- [Task prompt]: Gather up all lines that carry the word "default".

====== Given data

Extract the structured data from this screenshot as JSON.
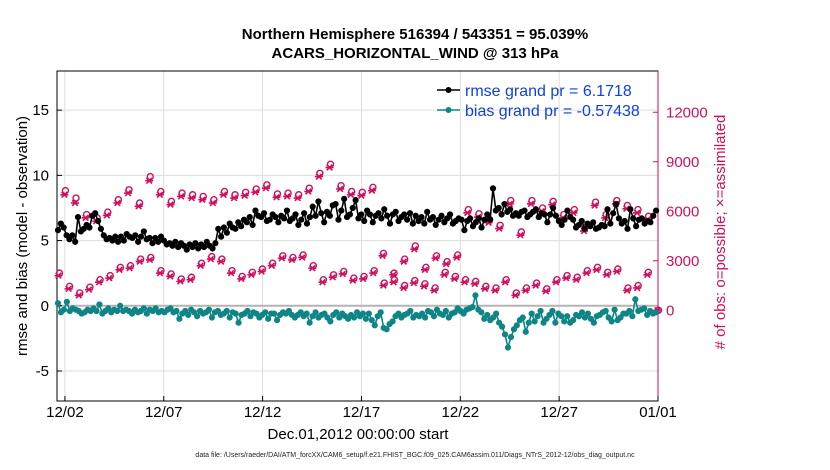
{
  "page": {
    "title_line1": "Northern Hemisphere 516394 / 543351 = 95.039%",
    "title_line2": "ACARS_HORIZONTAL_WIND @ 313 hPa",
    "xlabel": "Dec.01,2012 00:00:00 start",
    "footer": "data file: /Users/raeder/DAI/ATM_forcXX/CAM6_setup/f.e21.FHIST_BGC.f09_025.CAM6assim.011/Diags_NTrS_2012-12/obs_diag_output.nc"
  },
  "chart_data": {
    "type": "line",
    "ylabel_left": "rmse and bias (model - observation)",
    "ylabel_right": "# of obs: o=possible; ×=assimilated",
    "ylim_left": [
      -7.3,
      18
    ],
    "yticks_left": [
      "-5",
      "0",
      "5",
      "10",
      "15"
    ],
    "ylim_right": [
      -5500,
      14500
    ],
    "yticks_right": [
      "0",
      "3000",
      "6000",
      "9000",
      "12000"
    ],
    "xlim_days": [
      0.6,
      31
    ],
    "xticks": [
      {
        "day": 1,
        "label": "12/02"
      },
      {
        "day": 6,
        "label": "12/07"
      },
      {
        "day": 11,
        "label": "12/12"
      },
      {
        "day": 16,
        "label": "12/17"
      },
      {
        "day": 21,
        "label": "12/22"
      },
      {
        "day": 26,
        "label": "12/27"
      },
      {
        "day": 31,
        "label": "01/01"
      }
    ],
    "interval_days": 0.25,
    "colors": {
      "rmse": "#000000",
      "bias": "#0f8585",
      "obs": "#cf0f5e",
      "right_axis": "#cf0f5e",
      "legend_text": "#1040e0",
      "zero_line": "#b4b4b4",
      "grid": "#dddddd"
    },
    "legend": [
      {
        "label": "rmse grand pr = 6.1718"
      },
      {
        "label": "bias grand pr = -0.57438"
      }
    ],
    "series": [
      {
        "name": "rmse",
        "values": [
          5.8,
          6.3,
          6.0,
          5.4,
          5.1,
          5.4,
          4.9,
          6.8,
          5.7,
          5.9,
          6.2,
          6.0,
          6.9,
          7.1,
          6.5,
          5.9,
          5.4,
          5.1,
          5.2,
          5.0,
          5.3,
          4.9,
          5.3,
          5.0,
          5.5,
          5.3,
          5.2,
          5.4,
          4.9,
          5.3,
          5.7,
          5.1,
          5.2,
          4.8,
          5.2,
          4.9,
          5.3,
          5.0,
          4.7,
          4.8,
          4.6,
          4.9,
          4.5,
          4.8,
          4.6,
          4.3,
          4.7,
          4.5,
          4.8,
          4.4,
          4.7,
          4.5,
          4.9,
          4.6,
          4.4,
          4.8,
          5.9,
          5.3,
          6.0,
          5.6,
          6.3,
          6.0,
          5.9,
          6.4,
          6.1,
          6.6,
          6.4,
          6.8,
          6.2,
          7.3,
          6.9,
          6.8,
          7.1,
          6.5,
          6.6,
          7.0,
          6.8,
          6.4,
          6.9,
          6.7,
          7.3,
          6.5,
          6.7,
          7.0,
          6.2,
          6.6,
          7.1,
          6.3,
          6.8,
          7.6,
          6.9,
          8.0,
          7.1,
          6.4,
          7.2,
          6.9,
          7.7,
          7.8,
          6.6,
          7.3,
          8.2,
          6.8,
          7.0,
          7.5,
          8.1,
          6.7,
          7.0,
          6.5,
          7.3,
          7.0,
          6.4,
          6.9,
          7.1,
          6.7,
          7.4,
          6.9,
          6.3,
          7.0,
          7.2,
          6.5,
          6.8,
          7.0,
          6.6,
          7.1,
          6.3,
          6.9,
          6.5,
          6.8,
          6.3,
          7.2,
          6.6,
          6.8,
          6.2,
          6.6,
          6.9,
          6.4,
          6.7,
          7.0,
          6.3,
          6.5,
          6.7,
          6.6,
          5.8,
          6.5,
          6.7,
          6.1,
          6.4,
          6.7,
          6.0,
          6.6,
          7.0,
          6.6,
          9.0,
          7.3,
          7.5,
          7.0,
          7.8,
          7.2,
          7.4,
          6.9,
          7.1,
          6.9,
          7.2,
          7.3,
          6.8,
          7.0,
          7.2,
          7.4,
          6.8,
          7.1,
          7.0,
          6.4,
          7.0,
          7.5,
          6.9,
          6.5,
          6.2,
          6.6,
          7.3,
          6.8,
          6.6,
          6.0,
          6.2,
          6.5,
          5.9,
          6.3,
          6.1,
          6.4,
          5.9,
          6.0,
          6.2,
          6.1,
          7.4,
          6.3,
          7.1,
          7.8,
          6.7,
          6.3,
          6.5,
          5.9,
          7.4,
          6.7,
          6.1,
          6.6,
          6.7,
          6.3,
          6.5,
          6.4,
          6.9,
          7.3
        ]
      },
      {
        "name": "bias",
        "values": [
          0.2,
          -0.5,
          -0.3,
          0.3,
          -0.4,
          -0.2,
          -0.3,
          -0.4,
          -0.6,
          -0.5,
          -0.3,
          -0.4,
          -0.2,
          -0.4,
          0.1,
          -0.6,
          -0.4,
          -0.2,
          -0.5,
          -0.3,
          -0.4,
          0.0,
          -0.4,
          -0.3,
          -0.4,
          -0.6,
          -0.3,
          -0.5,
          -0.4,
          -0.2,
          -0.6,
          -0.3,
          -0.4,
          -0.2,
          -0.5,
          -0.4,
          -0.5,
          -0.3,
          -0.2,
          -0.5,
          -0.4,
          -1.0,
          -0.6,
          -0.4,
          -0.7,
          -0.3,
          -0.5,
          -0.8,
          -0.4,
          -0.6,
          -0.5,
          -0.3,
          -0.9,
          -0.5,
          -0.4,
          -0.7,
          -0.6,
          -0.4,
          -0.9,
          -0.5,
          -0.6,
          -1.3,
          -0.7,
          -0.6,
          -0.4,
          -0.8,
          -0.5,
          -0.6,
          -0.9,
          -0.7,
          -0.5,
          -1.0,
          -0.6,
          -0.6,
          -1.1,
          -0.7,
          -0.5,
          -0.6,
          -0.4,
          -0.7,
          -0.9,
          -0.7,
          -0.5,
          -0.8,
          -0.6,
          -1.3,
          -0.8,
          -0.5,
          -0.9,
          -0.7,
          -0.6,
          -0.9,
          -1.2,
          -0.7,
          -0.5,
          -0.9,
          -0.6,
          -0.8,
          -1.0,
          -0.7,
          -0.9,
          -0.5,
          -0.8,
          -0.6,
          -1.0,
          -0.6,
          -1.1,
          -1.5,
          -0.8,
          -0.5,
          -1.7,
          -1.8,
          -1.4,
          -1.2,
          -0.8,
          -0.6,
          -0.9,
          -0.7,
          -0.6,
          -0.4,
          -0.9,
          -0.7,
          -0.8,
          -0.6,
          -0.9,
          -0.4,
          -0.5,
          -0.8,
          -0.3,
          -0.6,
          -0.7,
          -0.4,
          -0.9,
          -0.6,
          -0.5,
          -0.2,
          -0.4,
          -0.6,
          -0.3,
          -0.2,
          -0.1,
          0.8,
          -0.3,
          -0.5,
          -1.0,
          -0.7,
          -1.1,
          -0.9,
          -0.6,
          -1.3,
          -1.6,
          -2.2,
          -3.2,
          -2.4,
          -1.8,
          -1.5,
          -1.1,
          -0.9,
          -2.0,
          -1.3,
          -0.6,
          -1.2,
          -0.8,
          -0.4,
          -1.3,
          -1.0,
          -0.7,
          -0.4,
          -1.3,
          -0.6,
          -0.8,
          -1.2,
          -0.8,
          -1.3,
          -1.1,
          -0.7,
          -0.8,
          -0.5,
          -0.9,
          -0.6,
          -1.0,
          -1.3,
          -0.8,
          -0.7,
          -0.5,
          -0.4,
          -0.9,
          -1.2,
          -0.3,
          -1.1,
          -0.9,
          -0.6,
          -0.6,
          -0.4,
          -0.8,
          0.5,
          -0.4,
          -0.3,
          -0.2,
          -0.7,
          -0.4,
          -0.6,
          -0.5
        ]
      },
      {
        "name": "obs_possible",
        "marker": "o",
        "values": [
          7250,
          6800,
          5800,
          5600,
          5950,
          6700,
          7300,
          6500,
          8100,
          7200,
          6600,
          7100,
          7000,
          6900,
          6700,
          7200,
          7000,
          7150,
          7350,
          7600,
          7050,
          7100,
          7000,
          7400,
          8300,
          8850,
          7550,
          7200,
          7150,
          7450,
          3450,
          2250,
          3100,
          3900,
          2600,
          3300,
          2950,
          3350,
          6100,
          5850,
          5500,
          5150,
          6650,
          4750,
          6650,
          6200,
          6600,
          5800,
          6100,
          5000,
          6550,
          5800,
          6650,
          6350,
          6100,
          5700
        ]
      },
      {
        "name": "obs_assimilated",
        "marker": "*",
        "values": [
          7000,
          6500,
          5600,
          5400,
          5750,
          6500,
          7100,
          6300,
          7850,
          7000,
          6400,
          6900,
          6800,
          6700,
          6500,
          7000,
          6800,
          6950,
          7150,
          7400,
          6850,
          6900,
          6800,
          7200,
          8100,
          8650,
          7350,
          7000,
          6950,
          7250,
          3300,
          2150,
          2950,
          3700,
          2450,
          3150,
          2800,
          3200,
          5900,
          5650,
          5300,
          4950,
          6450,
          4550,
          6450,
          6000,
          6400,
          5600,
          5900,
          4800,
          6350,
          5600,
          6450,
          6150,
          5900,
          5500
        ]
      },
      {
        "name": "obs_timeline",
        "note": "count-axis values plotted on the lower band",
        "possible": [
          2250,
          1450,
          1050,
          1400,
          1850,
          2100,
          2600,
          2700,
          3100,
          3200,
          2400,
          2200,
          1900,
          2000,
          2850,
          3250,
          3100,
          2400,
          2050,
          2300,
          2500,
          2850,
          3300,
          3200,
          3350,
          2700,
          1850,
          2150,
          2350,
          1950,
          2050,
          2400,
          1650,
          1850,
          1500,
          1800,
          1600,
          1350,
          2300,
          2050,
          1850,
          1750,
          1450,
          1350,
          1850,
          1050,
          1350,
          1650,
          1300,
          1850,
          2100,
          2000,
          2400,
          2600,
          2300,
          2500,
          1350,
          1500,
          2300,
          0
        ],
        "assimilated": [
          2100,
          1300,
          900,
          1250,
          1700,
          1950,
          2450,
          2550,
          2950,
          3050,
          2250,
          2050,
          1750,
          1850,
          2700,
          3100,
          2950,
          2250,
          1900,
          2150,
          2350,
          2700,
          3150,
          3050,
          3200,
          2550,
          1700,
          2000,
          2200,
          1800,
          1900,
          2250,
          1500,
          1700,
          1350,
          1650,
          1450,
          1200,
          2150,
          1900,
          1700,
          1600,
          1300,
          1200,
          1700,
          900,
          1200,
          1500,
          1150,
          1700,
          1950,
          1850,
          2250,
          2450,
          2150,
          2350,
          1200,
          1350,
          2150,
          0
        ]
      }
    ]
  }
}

============
====== Given data

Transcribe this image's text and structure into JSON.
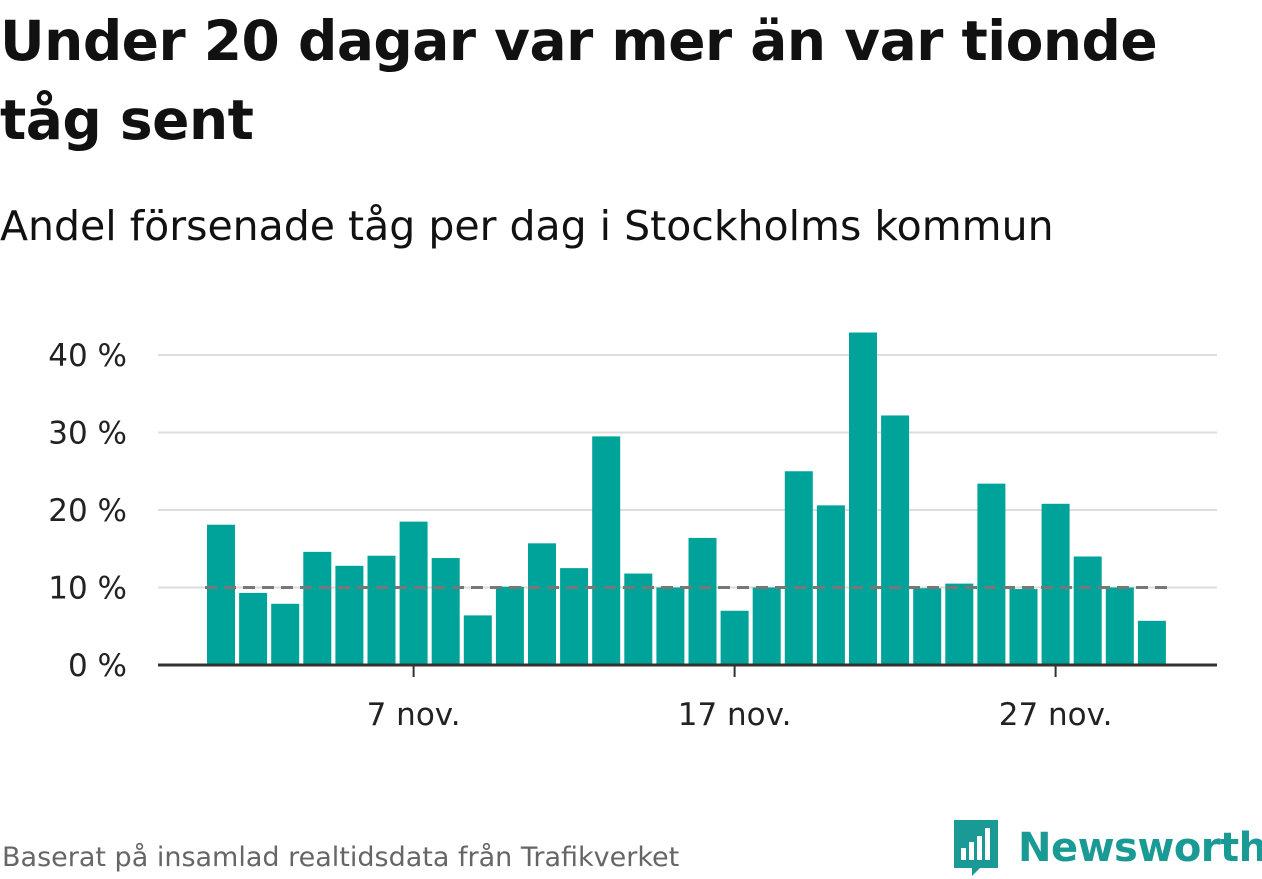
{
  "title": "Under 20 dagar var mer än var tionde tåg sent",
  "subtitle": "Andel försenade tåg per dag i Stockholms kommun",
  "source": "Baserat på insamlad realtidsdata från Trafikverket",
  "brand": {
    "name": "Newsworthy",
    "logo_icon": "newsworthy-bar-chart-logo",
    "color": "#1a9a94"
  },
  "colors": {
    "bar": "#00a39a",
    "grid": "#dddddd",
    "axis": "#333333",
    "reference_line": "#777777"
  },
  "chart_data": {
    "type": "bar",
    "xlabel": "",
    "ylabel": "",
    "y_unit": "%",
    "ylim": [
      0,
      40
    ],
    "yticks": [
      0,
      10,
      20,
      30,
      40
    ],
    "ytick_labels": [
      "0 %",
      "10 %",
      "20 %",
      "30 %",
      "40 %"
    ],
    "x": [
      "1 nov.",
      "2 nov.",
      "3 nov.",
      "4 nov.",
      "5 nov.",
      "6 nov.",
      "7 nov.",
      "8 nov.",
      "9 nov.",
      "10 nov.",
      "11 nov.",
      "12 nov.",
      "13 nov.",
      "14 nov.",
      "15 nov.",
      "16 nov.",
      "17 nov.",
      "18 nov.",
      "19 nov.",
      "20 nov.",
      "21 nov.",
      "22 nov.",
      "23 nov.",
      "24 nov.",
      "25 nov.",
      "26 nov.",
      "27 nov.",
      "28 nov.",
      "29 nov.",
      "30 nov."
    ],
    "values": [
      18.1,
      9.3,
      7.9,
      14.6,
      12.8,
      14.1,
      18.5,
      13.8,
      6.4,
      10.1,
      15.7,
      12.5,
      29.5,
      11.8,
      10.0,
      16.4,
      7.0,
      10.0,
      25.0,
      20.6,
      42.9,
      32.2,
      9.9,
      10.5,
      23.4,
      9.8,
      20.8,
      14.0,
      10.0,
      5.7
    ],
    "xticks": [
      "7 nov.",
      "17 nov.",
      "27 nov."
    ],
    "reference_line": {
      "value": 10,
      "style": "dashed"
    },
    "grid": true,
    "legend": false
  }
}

============
====== Given data

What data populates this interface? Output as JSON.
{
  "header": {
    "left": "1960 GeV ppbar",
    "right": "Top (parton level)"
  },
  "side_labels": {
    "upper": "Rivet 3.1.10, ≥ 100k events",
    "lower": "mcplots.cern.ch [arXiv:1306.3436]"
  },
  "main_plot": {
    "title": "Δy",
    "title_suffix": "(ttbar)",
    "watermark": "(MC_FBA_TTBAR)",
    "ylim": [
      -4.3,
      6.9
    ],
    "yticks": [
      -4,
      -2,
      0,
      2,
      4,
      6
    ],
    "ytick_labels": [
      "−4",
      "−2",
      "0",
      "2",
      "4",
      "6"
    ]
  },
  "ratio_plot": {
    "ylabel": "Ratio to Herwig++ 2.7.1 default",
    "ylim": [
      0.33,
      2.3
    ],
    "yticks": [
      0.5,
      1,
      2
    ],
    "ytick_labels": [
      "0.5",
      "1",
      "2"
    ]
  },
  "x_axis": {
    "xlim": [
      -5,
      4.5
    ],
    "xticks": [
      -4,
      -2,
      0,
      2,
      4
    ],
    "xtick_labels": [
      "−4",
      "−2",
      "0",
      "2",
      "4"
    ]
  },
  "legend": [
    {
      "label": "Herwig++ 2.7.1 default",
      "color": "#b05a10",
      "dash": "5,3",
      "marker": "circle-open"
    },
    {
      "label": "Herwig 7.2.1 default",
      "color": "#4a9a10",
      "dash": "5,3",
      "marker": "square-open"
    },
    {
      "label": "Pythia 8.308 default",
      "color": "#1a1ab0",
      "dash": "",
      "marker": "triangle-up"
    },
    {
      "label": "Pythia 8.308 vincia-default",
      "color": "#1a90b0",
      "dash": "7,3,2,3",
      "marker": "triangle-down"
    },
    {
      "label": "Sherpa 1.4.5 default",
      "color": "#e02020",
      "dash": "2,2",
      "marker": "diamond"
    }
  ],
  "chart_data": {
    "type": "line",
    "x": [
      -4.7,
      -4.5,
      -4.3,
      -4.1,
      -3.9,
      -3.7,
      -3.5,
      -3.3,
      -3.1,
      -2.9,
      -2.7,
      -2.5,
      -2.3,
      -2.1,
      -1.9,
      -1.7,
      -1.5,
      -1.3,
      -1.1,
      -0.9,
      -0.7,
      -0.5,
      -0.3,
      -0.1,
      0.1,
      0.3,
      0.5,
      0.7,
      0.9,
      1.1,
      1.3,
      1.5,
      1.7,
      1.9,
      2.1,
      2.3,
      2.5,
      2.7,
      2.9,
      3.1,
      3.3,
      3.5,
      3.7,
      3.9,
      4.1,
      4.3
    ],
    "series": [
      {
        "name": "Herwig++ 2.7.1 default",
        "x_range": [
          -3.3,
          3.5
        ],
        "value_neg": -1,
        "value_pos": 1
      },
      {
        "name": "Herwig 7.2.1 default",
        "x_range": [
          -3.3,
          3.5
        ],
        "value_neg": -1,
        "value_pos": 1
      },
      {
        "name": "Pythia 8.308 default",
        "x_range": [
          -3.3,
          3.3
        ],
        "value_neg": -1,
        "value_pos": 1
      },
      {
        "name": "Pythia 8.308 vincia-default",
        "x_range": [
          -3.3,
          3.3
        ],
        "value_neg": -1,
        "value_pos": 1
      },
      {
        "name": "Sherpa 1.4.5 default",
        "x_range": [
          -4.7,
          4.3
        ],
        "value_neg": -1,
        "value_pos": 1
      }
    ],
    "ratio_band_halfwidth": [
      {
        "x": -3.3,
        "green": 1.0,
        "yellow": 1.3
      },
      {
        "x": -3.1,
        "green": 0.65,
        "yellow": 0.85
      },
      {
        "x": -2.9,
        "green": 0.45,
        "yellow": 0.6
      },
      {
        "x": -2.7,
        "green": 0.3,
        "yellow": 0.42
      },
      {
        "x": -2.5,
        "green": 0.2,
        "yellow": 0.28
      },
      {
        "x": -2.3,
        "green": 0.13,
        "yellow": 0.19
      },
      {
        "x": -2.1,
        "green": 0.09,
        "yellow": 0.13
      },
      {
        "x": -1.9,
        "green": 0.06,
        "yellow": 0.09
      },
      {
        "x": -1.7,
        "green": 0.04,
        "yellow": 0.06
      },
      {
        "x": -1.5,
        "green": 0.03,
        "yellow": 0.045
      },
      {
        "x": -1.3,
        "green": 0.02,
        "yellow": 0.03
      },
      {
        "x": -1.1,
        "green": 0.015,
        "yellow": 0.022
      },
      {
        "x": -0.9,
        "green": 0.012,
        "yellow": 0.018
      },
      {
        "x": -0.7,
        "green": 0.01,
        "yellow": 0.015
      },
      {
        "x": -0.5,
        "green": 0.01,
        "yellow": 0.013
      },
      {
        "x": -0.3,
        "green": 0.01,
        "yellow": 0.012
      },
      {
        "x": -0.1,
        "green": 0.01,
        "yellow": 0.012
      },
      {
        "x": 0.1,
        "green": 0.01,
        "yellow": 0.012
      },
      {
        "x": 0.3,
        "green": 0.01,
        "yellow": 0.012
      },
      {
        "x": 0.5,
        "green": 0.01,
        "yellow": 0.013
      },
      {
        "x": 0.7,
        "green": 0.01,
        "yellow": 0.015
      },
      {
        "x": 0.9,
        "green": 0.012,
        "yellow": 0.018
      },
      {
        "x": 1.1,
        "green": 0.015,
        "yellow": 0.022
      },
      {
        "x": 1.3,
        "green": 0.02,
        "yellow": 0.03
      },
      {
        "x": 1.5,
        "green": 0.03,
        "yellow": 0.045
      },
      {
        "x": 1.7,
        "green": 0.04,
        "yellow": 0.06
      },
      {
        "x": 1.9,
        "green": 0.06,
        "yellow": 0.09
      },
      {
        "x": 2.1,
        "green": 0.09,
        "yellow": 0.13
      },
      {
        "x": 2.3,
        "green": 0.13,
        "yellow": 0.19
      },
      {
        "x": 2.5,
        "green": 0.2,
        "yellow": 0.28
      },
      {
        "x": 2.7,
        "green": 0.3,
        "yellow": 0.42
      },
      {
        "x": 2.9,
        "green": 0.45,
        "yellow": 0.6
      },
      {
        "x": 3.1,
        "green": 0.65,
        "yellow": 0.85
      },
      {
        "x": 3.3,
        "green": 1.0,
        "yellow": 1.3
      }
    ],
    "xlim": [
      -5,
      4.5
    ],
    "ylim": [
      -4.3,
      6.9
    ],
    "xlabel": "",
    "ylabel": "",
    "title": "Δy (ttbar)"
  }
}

============

- [The completed task]:
    "ylabel": "Ratio to Herwig++ 2.7.1 default",
      "label": "Herwig++ 2.7.1 default",
      "label": "Herwig 7.2.1 default",
      "label": "Pythia 8.308 default",
      "label": "Pythia 8.308 vincia-default",
      "label": "Sherpa 1.4.5 default",
        "name": "Herwig++ 2.7.1 default",
        "name": "Herwig 7.2.1 default",
        "name": "Pythia 8.308 default",
        "name": "Pythia 8.308 vincia-default",
        "name": "Sherpa 1.4.5 default",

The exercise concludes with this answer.